**SET EXERCISE**
Find how many lines in the data below include the word "法规的规定", then write only that number.

**Rows from a dataset**
####

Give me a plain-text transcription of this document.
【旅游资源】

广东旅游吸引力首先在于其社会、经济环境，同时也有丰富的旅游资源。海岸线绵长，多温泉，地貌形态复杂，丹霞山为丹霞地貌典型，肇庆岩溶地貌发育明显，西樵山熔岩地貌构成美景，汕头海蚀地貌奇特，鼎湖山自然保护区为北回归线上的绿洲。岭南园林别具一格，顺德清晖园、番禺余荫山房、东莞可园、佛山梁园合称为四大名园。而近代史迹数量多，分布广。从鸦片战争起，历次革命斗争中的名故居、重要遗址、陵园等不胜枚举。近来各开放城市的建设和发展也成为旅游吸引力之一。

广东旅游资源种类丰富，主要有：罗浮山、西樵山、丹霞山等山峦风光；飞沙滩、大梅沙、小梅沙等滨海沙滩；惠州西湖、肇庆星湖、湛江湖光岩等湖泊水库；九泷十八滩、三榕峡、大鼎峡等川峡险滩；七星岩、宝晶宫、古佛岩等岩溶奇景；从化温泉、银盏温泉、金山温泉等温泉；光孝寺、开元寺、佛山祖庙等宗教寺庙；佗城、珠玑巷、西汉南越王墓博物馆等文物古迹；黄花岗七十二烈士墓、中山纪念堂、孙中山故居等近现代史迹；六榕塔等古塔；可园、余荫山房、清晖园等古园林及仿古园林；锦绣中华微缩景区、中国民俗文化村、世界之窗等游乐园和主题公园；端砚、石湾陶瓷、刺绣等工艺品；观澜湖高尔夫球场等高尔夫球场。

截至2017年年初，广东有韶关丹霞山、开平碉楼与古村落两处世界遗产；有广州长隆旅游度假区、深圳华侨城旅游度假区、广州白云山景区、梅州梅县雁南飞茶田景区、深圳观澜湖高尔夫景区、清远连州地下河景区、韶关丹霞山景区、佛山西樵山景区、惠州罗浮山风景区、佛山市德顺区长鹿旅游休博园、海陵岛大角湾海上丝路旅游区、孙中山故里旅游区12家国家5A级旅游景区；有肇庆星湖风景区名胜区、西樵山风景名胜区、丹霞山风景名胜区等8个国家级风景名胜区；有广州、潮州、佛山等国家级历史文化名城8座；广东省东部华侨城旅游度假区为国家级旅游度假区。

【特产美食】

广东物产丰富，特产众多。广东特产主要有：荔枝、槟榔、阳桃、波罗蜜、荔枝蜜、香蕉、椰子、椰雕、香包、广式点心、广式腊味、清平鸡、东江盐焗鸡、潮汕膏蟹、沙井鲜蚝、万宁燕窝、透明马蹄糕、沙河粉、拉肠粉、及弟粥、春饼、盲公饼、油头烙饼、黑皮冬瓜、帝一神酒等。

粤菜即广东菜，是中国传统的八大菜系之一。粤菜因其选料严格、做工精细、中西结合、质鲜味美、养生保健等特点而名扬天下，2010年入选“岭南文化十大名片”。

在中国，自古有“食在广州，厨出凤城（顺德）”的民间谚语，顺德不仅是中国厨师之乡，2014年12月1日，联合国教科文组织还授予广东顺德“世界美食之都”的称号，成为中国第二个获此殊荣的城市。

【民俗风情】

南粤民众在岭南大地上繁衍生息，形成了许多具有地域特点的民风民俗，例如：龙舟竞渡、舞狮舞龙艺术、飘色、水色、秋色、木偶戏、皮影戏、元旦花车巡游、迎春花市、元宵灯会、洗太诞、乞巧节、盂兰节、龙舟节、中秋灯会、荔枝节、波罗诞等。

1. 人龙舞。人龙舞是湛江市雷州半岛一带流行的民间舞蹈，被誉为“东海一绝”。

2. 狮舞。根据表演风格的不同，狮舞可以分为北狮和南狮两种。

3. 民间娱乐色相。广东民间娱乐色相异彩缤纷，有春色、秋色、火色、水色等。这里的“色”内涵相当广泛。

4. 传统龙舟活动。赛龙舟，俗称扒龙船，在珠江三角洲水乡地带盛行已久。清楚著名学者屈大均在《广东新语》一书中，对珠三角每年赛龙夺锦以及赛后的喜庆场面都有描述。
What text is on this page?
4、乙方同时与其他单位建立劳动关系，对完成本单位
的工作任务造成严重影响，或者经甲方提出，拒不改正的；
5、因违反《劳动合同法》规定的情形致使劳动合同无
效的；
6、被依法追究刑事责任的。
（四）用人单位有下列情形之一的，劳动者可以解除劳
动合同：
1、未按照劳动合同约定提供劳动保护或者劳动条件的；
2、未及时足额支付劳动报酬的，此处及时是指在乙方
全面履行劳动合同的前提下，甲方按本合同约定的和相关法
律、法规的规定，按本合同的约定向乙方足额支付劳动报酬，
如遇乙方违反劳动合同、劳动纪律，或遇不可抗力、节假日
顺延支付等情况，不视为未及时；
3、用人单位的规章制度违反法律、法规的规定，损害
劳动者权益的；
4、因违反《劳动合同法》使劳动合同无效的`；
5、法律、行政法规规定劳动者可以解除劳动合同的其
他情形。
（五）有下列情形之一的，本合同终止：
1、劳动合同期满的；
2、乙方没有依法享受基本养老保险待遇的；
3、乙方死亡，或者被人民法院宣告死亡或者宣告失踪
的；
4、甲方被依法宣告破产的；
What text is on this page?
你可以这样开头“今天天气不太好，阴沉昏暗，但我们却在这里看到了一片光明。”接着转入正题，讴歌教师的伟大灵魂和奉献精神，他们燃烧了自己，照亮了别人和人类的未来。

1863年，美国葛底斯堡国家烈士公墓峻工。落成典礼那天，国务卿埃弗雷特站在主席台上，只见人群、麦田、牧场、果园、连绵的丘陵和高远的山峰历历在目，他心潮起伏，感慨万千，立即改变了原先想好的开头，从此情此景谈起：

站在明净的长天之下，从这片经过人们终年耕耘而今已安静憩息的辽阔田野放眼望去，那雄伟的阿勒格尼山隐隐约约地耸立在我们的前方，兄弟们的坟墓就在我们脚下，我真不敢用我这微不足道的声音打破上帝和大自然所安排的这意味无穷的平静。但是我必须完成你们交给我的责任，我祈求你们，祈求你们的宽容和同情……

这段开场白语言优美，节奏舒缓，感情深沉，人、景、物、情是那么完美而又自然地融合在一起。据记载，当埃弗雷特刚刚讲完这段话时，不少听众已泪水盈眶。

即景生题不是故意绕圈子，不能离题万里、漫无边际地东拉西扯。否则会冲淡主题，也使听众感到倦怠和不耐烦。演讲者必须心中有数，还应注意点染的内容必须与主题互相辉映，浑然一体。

####

**RESPONSE**
2